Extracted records
---
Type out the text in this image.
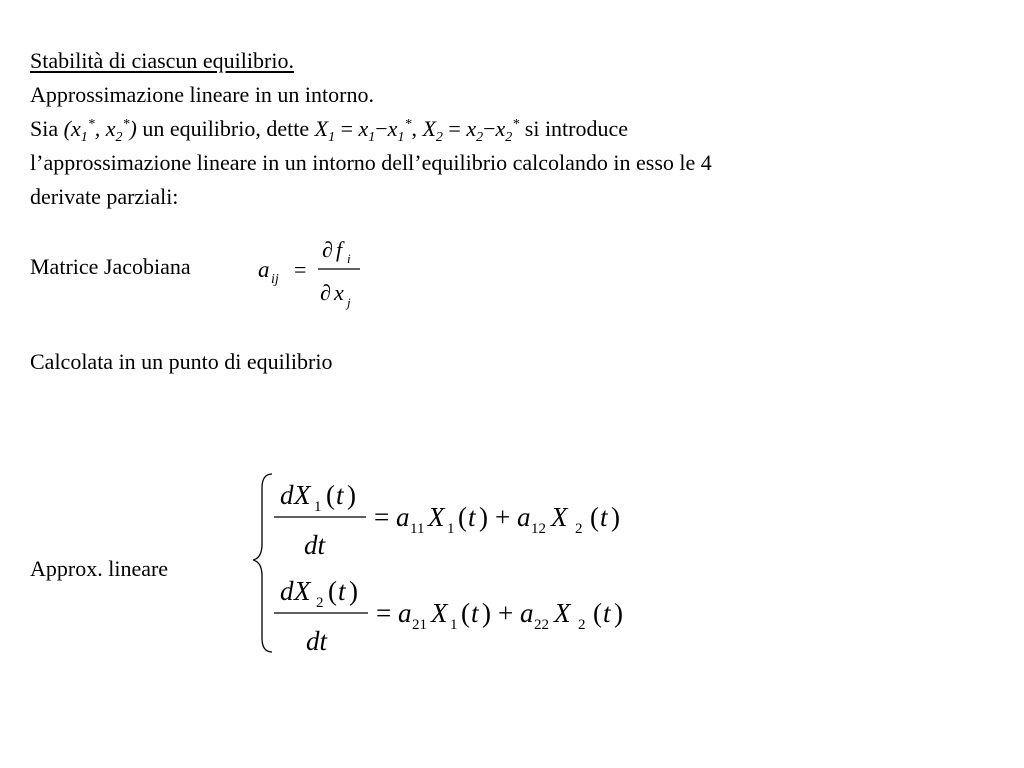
Stabilità di ciascun equilibrio.
Approssimazione lineare in un intorno.
Sia ($x_1^*$, $x_2^*$) un equilibrio, dette $X_1 = x_1-x_1^*$, $X_2 = x_2-x_2^*$ si introduce
l’approssimazione lineare in un intorno dell’equilibrio calcolando in esso le 4
derivate parziali:
Matrice Jacobiana	a ij =
∂ f i
∂ x j
Calcolata in un punto di equilibrio
Approx. lineare
d X 1 ( t )
dt
= a 11 X 1 ( t ) + a 12 X 2 ( t )
d X 2 ( t )
dt
= a 21 X 1 ( t ) + a 22 X 2 ( t )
---
## Task
Only lines with the word "lineare" should be collected from the material.

## Response
Approssimazione lineare in un intorno.
l’approssimazione lineare in un intorno dell’equilibrio calcolando in esso le 4
Approx. lineare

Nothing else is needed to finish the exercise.